• **Exercise**: Leave out the pictures and repeat the data exactly.

START

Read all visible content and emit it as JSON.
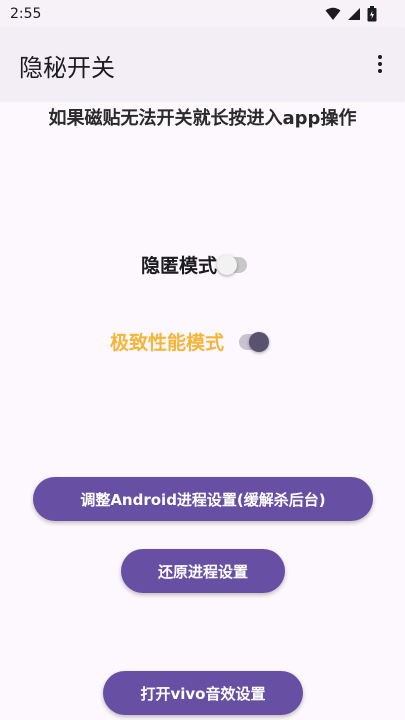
{
  "status_bar": {
    "time": "2:55",
    "icons": [
      "wifi-icon",
      "signal-icon",
      "battery-icon"
    ]
  },
  "app_bar": {
    "title": "隐秘开关",
    "menu_icon": "more-vert-icon"
  },
  "hint_text": "如果磁贴无法开关就长按进入app操作",
  "toggles": [
    {
      "label": "隐匿模式",
      "label_color": "#1c1b1f",
      "checked": false
    },
    {
      "label": "极致性能模式",
      "label_color": "#f4b63a",
      "checked": true
    }
  ],
  "buttons": [
    {
      "label": "调整Android进程设置(缓解杀后台)"
    },
    {
      "label": "还原进程设置"
    },
    {
      "label": "打开vivo音效设置"
    }
  ],
  "colors": {
    "primary": "#6750a4",
    "background": "#fdf8fd",
    "switch_on_thumb": "#5a5370",
    "switch_off_thumb": "#f2f2f2"
  }
}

END

• **Solution for this problem**:
Read all visible content and emit it as JSON.
{
  "status_bar": {
    "time": "2:55",
    "icons": [
      "wifi-icon",
      "signal-icon",
      "battery-icon"
    ]
  },
  "app_bar": {
    "title": "隐秘开关",
    "menu_icon": "more-vert-icon"
  },
  "hint_text": "如果磁贴无法开关就长按进入app操作",
  "toggles": [
    {
      "label": "隐匿模式",
      "label_color": "#1c1b1f",
      "checked": false
    },
    {
      "label": "极致性能模式",
      "label_color": "#f4b63a",
      "checked": true
    }
  ],
  "buttons": [
    {
      "label": "调整Android进程设置(缓解杀后台)"
    },
    {
      "label": "还原进程设置"
    },
    {
      "label": "打开vivo音效设置"
    }
  ],
  "colors": {
    "primary": "#6750a4",
    "background": "#fdf8fd",
    "switch_on_thumb": "#5a5370",
    "switch_off_thumb": "#f2f2f2"
  }
}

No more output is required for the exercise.